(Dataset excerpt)
----------
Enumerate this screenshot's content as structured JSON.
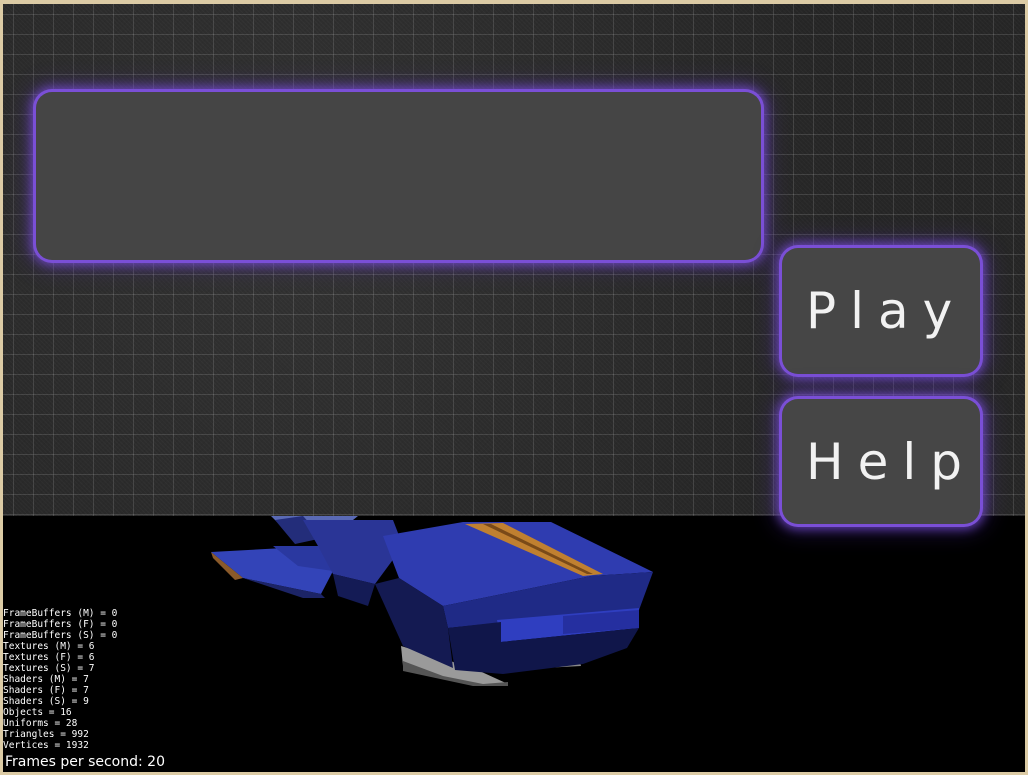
{
  "title_panel": {
    "text": ""
  },
  "menu": {
    "play_label": "Play",
    "help_label": "Help"
  },
  "stats": [
    "FrameBuffers (M) = 0",
    "FrameBuffers (F) = 0",
    "FrameBuffers (S) = 0",
    "Textures (M) = 6",
    "Textures (F) = 6",
    "Textures (S) = 7",
    "Shaders (M) = 7",
    "Shaders (F) = 7",
    "Shaders (S) = 9",
    "Objects = 16",
    "Uniforms = 28",
    "Triangles = 992",
    "Vertices = 1932"
  ],
  "fps_text": "Frames per second: 20",
  "colors": {
    "button_glow": "#7a4fd6",
    "button_fill": "#464646",
    "ship_body": "#2e3aa8",
    "ship_stripe": "#c08030"
  }
}
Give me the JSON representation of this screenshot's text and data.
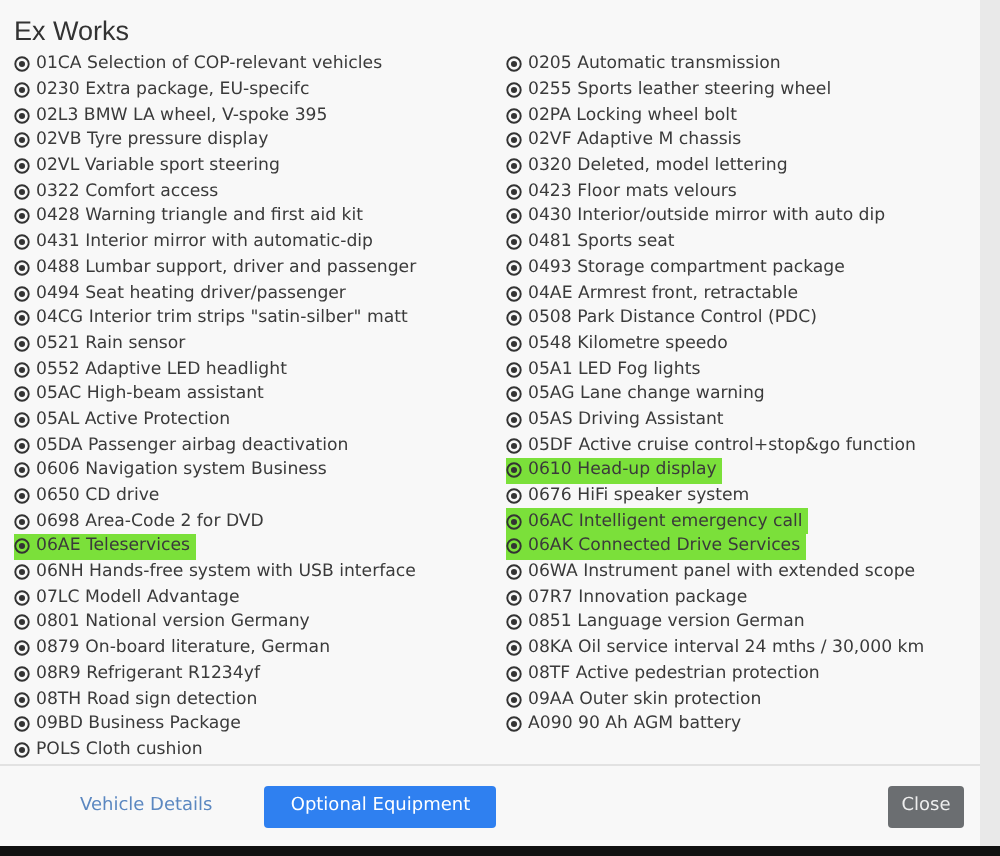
{
  "dialog": {
    "title": "Ex Works",
    "columns": [
      [
        {
          "label": "01CA Selection of COP-relevant vehicles",
          "highlighted": false
        },
        {
          "label": "0230 Extra package, EU-specifc",
          "highlighted": false
        },
        {
          "label": "02L3 BMW LA wheel, V-spoke 395",
          "highlighted": false
        },
        {
          "label": "02VB Tyre pressure display",
          "highlighted": false
        },
        {
          "label": "02VL Variable sport steering",
          "highlighted": false
        },
        {
          "label": "0322 Comfort access",
          "highlighted": false
        },
        {
          "label": "0428 Warning triangle and first aid kit",
          "highlighted": false
        },
        {
          "label": "0431 Interior mirror with automatic-dip",
          "highlighted": false
        },
        {
          "label": "0488 Lumbar support, driver and passenger",
          "highlighted": false
        },
        {
          "label": "0494 Seat heating driver/passenger",
          "highlighted": false
        },
        {
          "label": "04CG Interior trim strips \"satin-silber\" matt",
          "highlighted": false
        },
        {
          "label": "0521 Rain sensor",
          "highlighted": false
        },
        {
          "label": "0552 Adaptive LED headlight",
          "highlighted": false
        },
        {
          "label": "05AC High-beam assistant",
          "highlighted": false
        },
        {
          "label": "05AL Active Protection",
          "highlighted": false
        },
        {
          "label": "05DA Passenger airbag deactivation",
          "highlighted": false
        },
        {
          "label": "0606 Navigation system Business",
          "highlighted": false
        },
        {
          "label": "0650 CD drive",
          "highlighted": false
        },
        {
          "label": "0698 Area-Code 2 for DVD",
          "highlighted": false
        },
        {
          "label": "06AE Teleservices",
          "highlighted": true
        },
        {
          "label": "06NH Hands-free system with USB interface",
          "highlighted": false
        },
        {
          "label": "07LC Modell Advantage",
          "highlighted": false
        },
        {
          "label": "0801 National version Germany",
          "highlighted": false
        },
        {
          "label": "0879 On-board literature, German",
          "highlighted": false
        },
        {
          "label": "08R9 Refrigerant R1234yf",
          "highlighted": false
        },
        {
          "label": "08TH Road sign detection",
          "highlighted": false
        },
        {
          "label": "09BD Business Package",
          "highlighted": false
        },
        {
          "label": "POLS Cloth cushion",
          "highlighted": false
        }
      ],
      [
        {
          "label": "0205 Automatic transmission",
          "highlighted": false
        },
        {
          "label": "0255 Sports leather steering wheel",
          "highlighted": false
        },
        {
          "label": "02PA Locking wheel bolt",
          "highlighted": false
        },
        {
          "label": "02VF Adaptive M chassis",
          "highlighted": false
        },
        {
          "label": "0320 Deleted, model lettering",
          "highlighted": false
        },
        {
          "label": "0423 Floor mats velours",
          "highlighted": false
        },
        {
          "label": "0430 Interior/outside mirror with auto dip",
          "highlighted": false
        },
        {
          "label": "0481 Sports seat",
          "highlighted": false
        },
        {
          "label": "0493 Storage compartment package",
          "highlighted": false
        },
        {
          "label": "04AE Armrest front, retractable",
          "highlighted": false
        },
        {
          "label": "0508 Park Distance Control (PDC)",
          "highlighted": false
        },
        {
          "label": "0548 Kilometre speedo",
          "highlighted": false
        },
        {
          "label": "05A1 LED Fog lights",
          "highlighted": false
        },
        {
          "label": "05AG Lane change warning",
          "highlighted": false
        },
        {
          "label": "05AS Driving Assistant",
          "highlighted": false
        },
        {
          "label": "05DF Active cruise control+stop&go function",
          "highlighted": false
        },
        {
          "label": "0610 Head-up display",
          "highlighted": true
        },
        {
          "label": "0676 HiFi speaker system",
          "highlighted": false
        },
        {
          "label": "06AC Intelligent emergency call",
          "highlighted": true
        },
        {
          "label": "06AK Connected Drive Services",
          "highlighted": true
        },
        {
          "label": "06WA Instrument panel with extended scope",
          "highlighted": false
        },
        {
          "label": "07R7 Innovation package",
          "highlighted": false
        },
        {
          "label": "0851 Language version German",
          "highlighted": false
        },
        {
          "label": "08KA Oil service interval 24 mths / 30,000 km",
          "highlighted": false
        },
        {
          "label": "08TF Active pedestrian protection",
          "highlighted": false
        },
        {
          "label": "09AA Outer skin protection",
          "highlighted": false
        },
        {
          "label": "A090 90 Ah AGM battery",
          "highlighted": false
        }
      ]
    ]
  },
  "footer": {
    "link": "Vehicle Details",
    "primary_button": "Optional Equipment",
    "close_button": "Close"
  }
}
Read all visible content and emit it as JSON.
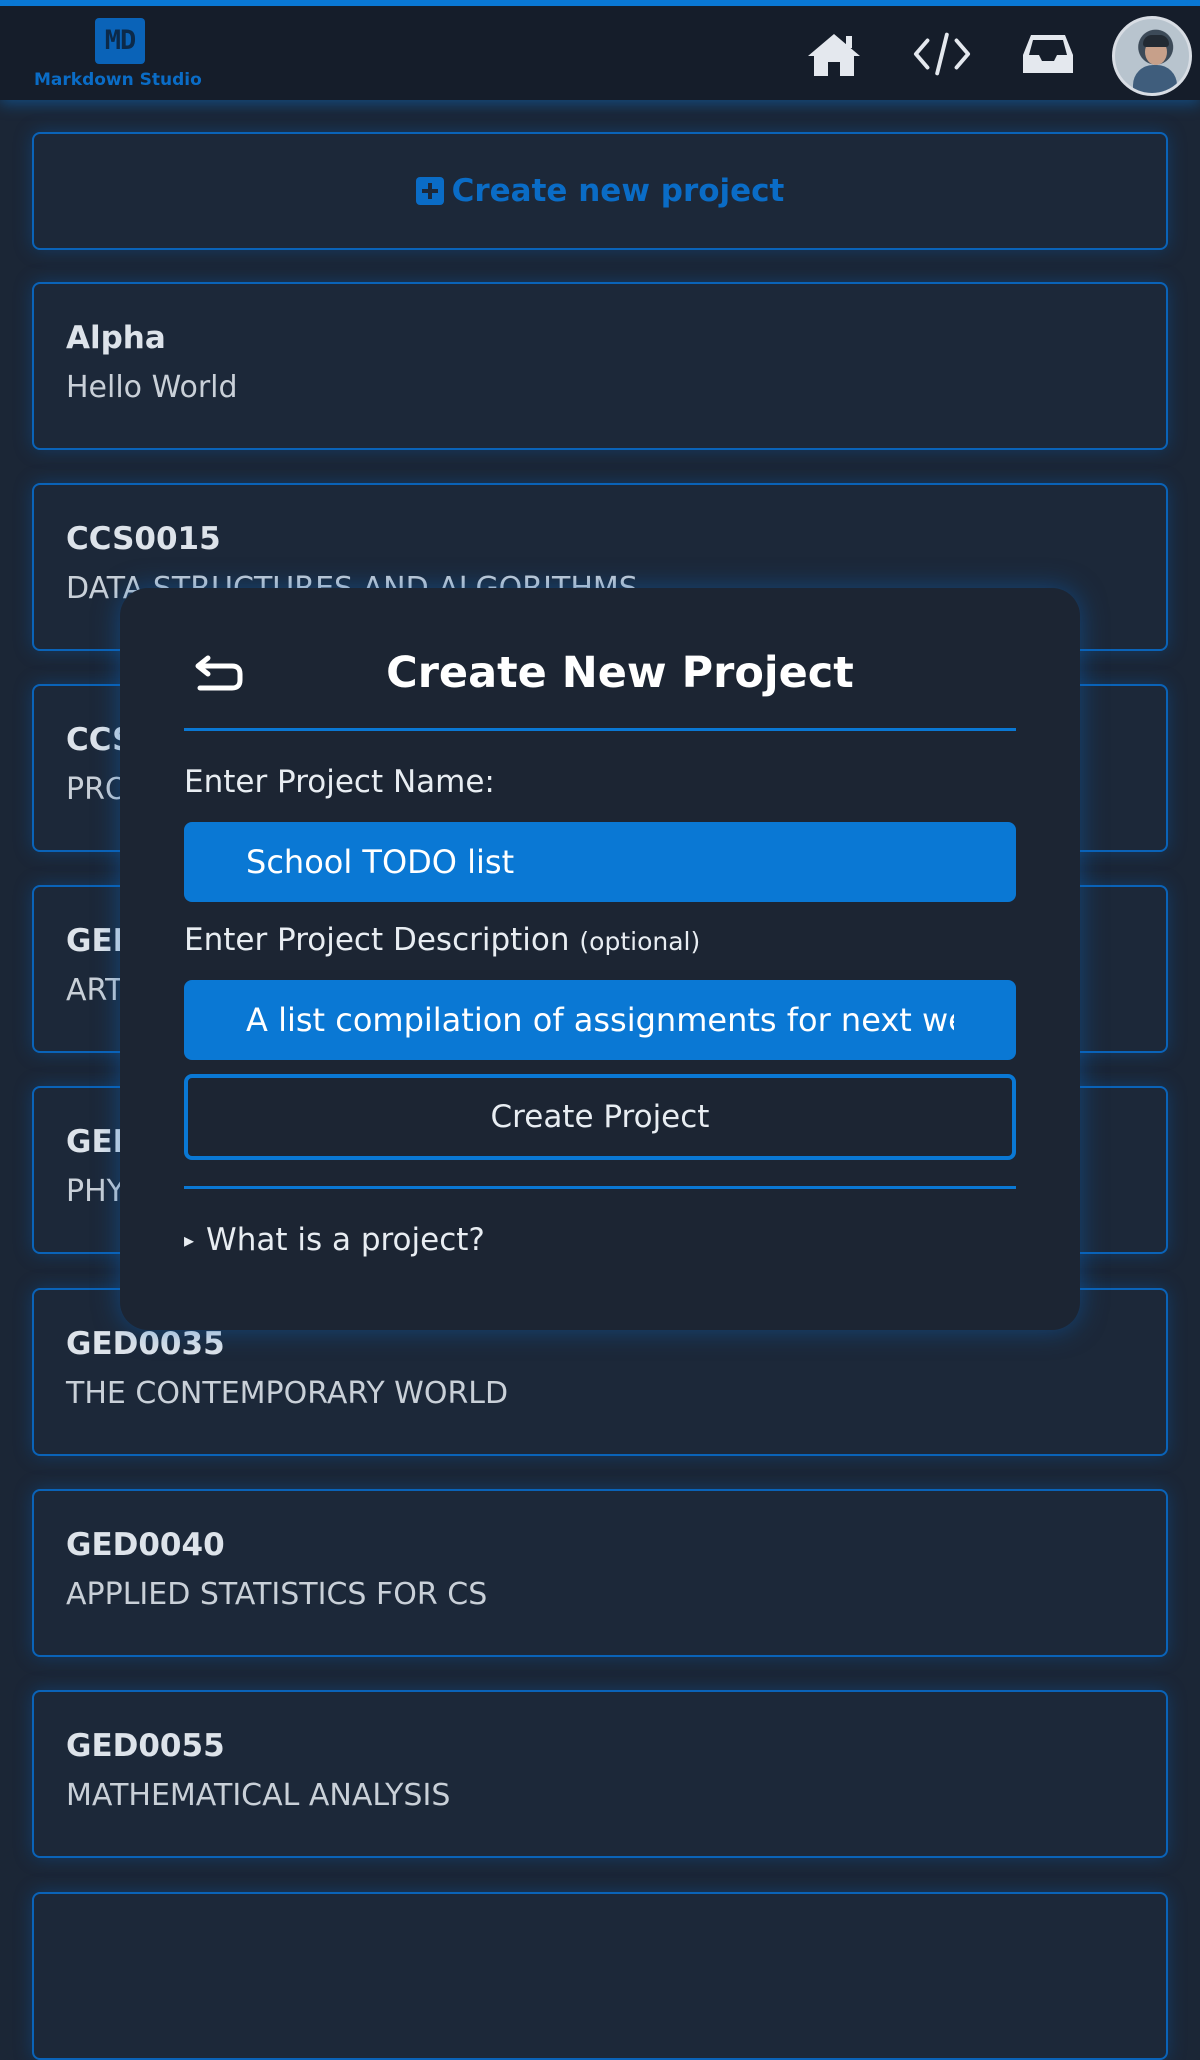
{
  "app": {
    "logo_mark": "MD",
    "logo_text": "Markdown  Studio"
  },
  "nav": {
    "icons": [
      "home-icon",
      "code-icon",
      "inbox-icon"
    ],
    "avatar": "user-avatar"
  },
  "create_card": {
    "label": "Create new project",
    "icon": "plus-square-icon"
  },
  "projects": [
    {
      "code": "Alpha",
      "description": "Hello World"
    },
    {
      "code": "CCS0015",
      "description": "DATA STRUCTURES AND ALGORITHMS"
    },
    {
      "code": "CCS",
      "description": "PRO"
    },
    {
      "code": "GED",
      "description": "ART"
    },
    {
      "code": "GED",
      "description": "PHY"
    },
    {
      "code": "GED0035",
      "description": "THE CONTEMPORARY WORLD"
    },
    {
      "code": "GED0040",
      "description": "APPLIED STATISTICS FOR CS"
    },
    {
      "code": "GED0055",
      "description": "MATHEMATICAL ANALYSIS"
    }
  ],
  "modal": {
    "title": "Create New Project",
    "back_icon": "return-arrow-icon",
    "name_label": "Enter Project Name:",
    "name_value": "School TODO list",
    "description_label": "Enter Project Description",
    "description_optional": "(optional)",
    "description_value": "A list compilation of assignments for next we",
    "submit_label": "Create Project",
    "details_label": "What is a project?",
    "details_marker": "▸"
  },
  "colors": {
    "accent": "#0a78d4",
    "background": "#1b2636",
    "navbar": "#151d2a",
    "modal": "#1c2533"
  }
}
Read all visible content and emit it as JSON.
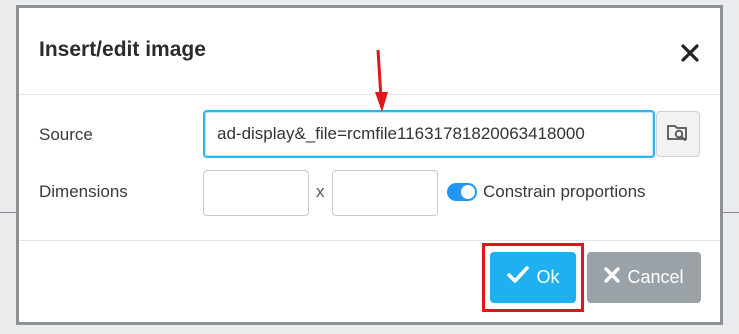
{
  "dialog": {
    "title": "Insert/edit image",
    "source": {
      "label": "Source",
      "value": "ad-display&_file=rcmfile11631781820063418000"
    },
    "dimensions": {
      "label": "Dimensions",
      "width_value": "",
      "height_value": "",
      "separator": "x",
      "constrain_label": "Constrain proportions",
      "constrain_on": true
    },
    "buttons": {
      "ok_label": "Ok",
      "cancel_label": "Cancel"
    }
  },
  "icons": {
    "close": "close-icon",
    "browse": "browse-icon",
    "ok": "check-icon",
    "cancel": "x-icon"
  },
  "colors": {
    "accent": "#1fb0f2",
    "toggle": "#2196f3",
    "cancel": "#9aa2a8",
    "annotation": "#e3141c"
  }
}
----------
◆ Request
Count every line bearing the word "list"; report the total only.

◆ Response
2